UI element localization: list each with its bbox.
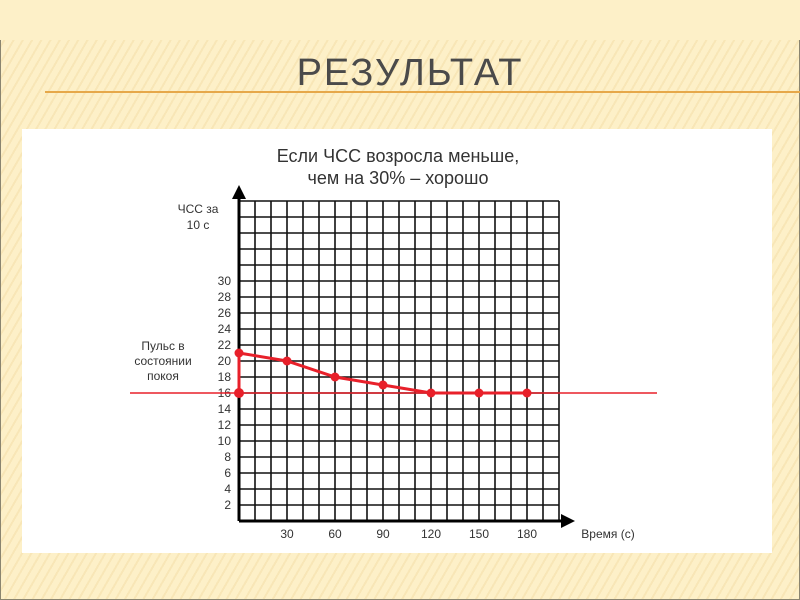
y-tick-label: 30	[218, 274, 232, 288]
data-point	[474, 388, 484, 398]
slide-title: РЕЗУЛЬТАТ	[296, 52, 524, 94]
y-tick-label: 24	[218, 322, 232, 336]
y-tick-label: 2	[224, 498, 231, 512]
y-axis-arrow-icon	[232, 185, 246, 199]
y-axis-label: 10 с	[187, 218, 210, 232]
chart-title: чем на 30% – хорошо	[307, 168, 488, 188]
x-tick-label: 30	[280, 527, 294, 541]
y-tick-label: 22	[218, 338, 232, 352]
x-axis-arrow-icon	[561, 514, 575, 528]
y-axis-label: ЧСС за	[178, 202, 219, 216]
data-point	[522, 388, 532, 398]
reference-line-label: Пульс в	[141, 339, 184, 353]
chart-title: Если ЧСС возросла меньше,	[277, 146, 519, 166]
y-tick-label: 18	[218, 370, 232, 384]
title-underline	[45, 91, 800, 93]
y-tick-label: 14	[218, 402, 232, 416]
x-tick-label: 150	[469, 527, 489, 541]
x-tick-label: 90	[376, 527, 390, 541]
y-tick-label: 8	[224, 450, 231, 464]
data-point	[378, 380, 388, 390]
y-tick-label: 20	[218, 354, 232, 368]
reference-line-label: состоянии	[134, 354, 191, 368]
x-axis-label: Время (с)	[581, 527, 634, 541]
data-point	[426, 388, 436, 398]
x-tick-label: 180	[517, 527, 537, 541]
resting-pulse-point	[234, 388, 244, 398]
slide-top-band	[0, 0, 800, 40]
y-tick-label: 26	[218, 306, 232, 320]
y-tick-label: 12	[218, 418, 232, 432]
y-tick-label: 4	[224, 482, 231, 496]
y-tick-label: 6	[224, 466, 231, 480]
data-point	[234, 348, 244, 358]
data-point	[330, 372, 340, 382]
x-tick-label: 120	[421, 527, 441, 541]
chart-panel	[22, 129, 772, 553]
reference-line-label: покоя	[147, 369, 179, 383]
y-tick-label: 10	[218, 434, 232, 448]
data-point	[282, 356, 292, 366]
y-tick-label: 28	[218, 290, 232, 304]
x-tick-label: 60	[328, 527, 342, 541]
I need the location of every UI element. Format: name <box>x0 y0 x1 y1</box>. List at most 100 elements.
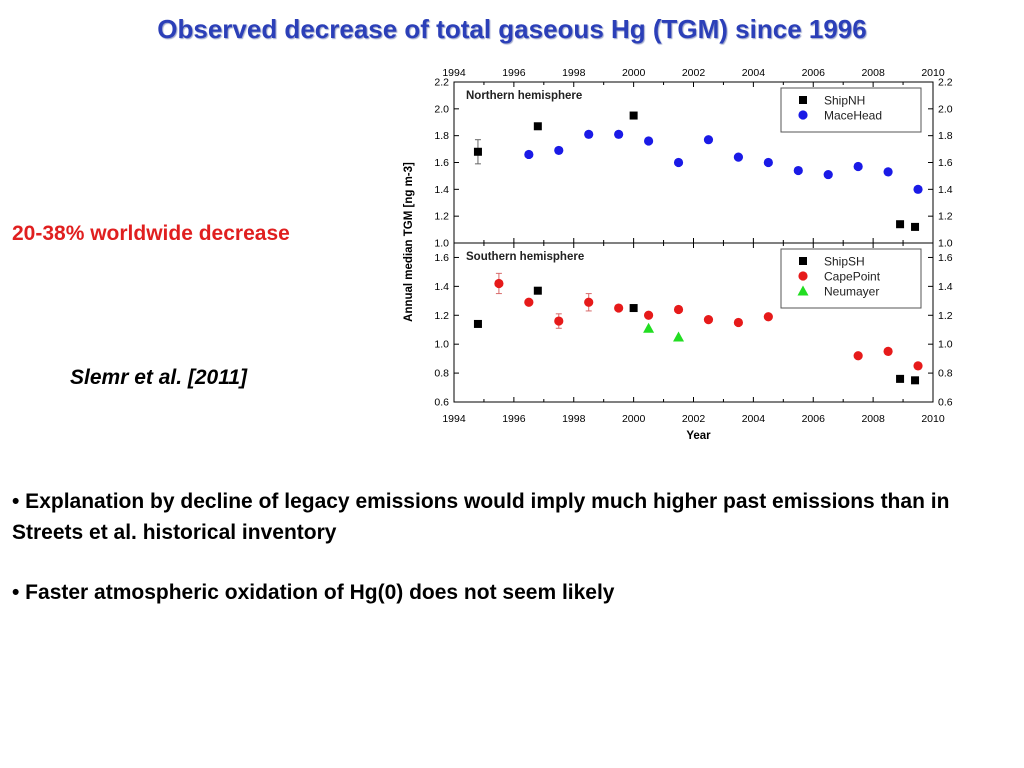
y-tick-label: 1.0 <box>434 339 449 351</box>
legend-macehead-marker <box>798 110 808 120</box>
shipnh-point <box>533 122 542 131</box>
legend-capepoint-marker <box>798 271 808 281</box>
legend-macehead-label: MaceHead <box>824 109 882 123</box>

__YOUR GOAL__. Reproduce the lines of the records from the one containing "y-tick-label: 1.0 <box>434 339 449 351</box>" through the end of the records, inclusive.

__SOLUTION FOR THIS EXERCISE__.
y-tick-label: 1.0 <box>434 339 449 351</box>
legend-macehead-marker <box>798 110 808 120</box>
shipnh-point <box>533 122 542 131</box>
legend-capepoint-marker <box>798 271 808 281</box>
legend-macehead-label: MaceHead <box>824 109 882 123</box>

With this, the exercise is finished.